▶ _Exercise description_: Gather from the listing below each line that includes the word "subtitle", and copy it.

— BEGIN Given data —

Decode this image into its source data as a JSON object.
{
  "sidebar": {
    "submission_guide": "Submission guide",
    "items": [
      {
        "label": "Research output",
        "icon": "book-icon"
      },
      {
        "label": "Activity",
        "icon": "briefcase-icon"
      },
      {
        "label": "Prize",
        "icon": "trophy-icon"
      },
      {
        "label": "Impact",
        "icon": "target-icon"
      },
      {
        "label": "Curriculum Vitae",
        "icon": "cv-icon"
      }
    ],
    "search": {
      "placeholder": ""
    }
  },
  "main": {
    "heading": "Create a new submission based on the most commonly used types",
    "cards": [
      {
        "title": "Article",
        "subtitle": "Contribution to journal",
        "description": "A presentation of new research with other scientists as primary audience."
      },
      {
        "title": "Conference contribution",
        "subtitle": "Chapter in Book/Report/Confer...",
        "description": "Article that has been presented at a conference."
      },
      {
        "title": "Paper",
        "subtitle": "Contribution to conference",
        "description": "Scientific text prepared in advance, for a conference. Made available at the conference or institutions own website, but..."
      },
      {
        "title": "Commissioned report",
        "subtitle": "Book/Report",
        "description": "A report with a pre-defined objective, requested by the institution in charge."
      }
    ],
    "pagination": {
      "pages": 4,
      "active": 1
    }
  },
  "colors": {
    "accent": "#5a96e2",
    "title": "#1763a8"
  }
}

— END Given data —

▶ _Reply to the task_:
        "subtitle": "Contribution to journal",
        "subtitle": "Chapter in Book/Report/Confer...",
        "subtitle": "Contribution to conference",
        "subtitle": "Book/Report",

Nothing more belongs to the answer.